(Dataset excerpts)
_ _ _
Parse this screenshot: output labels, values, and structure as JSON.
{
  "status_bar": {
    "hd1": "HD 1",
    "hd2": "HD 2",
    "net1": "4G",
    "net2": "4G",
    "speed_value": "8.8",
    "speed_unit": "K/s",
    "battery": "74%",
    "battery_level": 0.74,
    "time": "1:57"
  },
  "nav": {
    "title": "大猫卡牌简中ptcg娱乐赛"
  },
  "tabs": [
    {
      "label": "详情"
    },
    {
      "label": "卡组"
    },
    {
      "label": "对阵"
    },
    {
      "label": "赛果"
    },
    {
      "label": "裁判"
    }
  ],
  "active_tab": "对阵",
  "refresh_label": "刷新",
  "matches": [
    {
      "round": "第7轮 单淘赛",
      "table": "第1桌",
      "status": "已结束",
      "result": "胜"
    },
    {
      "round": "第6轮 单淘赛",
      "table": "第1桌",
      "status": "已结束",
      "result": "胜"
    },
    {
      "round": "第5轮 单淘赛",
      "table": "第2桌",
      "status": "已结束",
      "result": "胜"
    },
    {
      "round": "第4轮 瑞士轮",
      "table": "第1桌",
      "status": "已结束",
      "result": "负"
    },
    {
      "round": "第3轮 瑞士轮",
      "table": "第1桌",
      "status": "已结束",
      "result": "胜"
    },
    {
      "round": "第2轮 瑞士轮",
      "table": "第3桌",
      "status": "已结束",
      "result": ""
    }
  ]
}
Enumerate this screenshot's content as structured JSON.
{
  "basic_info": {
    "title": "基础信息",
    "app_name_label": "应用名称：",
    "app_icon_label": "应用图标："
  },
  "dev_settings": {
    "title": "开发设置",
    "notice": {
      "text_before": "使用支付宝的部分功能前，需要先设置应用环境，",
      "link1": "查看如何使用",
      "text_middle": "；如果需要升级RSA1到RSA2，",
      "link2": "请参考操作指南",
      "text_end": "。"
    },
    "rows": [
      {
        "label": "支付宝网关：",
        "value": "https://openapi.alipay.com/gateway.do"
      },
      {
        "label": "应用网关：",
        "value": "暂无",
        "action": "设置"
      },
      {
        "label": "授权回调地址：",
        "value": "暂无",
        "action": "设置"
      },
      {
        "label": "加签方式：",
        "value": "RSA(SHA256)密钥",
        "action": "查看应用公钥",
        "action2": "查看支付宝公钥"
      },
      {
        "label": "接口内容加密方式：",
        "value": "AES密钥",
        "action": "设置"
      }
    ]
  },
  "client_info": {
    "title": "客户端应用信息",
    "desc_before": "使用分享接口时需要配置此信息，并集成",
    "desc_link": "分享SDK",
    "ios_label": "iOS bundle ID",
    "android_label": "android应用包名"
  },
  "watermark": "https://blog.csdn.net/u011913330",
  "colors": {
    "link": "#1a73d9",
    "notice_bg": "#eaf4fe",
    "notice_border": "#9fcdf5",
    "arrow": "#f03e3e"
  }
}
_ _ _
GOAL: Return a copy of every line that includes the word "title".

RESPONSE:
    "title": "大猫卡牌简中ptcg娱乐赛"
    "title": "基础信息",
    "title": "开发设置",
    "title": "客户端应用信息",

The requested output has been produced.